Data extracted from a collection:
^^^^^^^^^^^^^^^^

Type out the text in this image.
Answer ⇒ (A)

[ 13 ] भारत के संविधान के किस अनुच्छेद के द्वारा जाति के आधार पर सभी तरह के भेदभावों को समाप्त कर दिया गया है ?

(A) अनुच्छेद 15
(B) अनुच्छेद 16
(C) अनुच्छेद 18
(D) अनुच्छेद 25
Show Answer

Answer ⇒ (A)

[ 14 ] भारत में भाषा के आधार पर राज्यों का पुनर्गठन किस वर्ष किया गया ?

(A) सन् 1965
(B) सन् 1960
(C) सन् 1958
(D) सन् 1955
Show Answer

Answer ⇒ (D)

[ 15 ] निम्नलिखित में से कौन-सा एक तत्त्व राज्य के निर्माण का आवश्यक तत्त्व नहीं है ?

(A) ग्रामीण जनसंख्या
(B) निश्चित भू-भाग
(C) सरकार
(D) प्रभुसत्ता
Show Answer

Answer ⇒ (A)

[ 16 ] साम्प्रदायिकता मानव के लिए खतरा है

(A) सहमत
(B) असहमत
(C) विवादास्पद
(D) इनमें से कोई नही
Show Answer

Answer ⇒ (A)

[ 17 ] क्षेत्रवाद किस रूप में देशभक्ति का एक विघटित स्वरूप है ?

^^^^^^^^^^^^^^^^

EXERCISE REQUIREMENTS = Please set down each line of the records exactly as given.

THE OUTPUT =
Type out the text in this image.
Answer ⇒ (A)

[ 13 ] भारत के संविधान के किस अनुच्छेद के द्वारा जाति के आधार पर सभी तरह के भेदभावों को समाप्त कर दिया गया है ?

(A) अनुच्छेद 15
(B) अनुच्छेद 16
(C) अनुच्छेद 18
(D) अनुच्छेद 25
Show Answer

Answer ⇒ (A)

[ 14 ] भारत में भाषा के आधार पर राज्यों का पुनर्गठन किस वर्ष किया गया ?

(A) सन् 1965
(B) सन् 1960
(C) सन् 1958
(D) सन् 1955
Show Answer

Answer ⇒ (D)

[ 15 ] निम्नलिखित में से कौन-सा एक तत्त्व राज्य के निर्माण का आवश्यक तत्त्व नहीं है ?

(A) ग्रामीण जनसंख्या
(B) निश्चित भू-भाग
(C) सरकार
(D) प्रभुसत्ता
Show Answer

Answer ⇒ (A)

[ 16 ] साम्प्रदायिकता मानव के लिए खतरा है

(A) सहमत
(B) असहमत
(C) विवादास्पद
(D) इनमें से कोई नही
Show Answer

Answer ⇒ (A)

[ 17 ] क्षेत्रवाद किस रूप में देशभक्ति का एक विघटित स्वरूप है ?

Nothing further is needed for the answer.